> Exercise goal
Your task is to extract every line from the material below exactly.

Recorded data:
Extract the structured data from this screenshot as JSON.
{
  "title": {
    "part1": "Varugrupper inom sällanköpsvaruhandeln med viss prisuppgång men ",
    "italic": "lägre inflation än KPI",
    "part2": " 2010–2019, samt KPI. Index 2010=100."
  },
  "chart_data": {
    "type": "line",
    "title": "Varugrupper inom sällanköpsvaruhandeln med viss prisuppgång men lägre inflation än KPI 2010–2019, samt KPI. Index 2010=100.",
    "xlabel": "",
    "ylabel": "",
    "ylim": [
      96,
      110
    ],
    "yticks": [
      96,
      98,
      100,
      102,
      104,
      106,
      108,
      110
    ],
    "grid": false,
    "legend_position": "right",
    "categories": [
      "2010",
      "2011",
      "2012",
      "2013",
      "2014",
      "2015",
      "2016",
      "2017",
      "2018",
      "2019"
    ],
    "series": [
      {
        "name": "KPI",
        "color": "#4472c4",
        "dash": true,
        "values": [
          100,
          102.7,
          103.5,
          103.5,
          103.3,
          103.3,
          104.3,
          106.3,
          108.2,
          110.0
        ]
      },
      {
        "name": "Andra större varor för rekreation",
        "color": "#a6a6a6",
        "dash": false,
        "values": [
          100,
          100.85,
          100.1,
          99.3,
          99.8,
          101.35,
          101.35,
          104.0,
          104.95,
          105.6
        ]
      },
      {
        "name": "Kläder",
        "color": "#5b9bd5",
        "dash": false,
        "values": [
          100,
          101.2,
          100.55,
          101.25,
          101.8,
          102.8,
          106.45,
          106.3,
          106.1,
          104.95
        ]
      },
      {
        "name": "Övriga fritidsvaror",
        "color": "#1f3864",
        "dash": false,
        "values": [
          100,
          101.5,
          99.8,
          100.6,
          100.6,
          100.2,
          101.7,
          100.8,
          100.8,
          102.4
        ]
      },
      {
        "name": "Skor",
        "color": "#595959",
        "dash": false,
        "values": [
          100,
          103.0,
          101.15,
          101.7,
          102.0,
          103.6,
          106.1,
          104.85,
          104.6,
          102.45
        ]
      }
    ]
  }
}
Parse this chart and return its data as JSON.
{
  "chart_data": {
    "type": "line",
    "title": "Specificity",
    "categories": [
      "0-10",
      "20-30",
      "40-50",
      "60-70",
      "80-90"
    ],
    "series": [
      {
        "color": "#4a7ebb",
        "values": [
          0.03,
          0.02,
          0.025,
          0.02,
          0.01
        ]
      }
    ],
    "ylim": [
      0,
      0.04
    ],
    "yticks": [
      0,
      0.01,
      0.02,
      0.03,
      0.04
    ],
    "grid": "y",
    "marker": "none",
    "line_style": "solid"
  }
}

> Completed task
Extract the structured data from this screenshot as JSON.
{
  "title": {
    "part1": "Varugrupper inom sällanköpsvaruhandeln med viss prisuppgång men ",
    "italic": "lägre inflation än KPI",
    "part2": " 2010–2019, samt KPI. Index 2010=100."
  },
  "chart_data": {
    "type": "line",
    "title": "Varugrupper inom sällanköpsvaruhandeln med viss prisuppgång men lägre inflation än KPI 2010–2019, samt KPI. Index 2010=100.",
    "xlabel": "",
    "ylabel": "",
    "ylim": [
      96,
      110
    ],
    "yticks": [
      96,
      98,
      100,
      102,
      104,
      106,
      108,
      110
    ],
    "grid": false,
    "legend_position": "right",
    "categories": [
      "2010",
      "2011",
      "2012",
      "2013",
      "2014",
      "2015",
      "2016",
      "2017",
      "2018",
      "2019"
    ],
    "series": [
      {
        "name": "KPI",
        "color": "#4472c4",
        "dash": true,
        "values": [
          100,
          102.7,
          103.5,
          103.5,
          103.3,
          103.3,
          104.3,
          106.3,
          108.2,
          110.0
        ]
      },
      {
        "name": "Andra större varor för rekreation",
        "color": "#a6a6a6",
        "dash": false,
        "values": [
          100,
          100.85,
          100.1,
          99.3,
          99.8,
          101.35,
          101.35,
          104.0,
          104.95,
          105.6
        ]
      },
      {
        "name": "Kläder",
        "color": "#5b9bd5",
        "dash": false,
        "values": [
          100,
          101.2,
          100.55,
          101.25,
          101.8,
          102.8,
          106.45,
          106.3,
          106.1,
          104.95
        ]
      },
      {
        "name": "Övriga fritidsvaror",
        "color": "#1f3864",
        "dash": false,
        "values": [
          100,
          101.5,
          99.8,
          100.6,
          100.6,
          100.2,
          101.7,
          100.8,
          100.8,
          102.4
        ]
      },
      {
        "name": "Skor",
        "color": "#595959",
        "dash": false,
        "values": [
          100,
          103.0,
          101.15,
          101.7,
          102.0,
          103.6,
          106.1,
          104.85,
          104.6,
          102.45
        ]
      }
    ]
  }
}
Parse this chart and return its data as JSON.
{
  "chart_data": {
    "type": "line",
    "title": "Specificity",
    "categories": [
      "0-10",
      "20-30",
      "40-50",
      "60-70",
      "80-90"
    ],
    "series": [
      {
        "color": "#4a7ebb",
        "values": [
          0.03,
          0.02,
          0.025,
          0.02,
          0.01
        ]
      }
    ],
    "ylim": [
      0,
      0.04
    ],
    "yticks": [
      0,
      0.01,
      0.02,
      0.03,
      0.04
    ],
    "grid": "y",
    "marker": "none",
    "line_style": "solid"
  }
}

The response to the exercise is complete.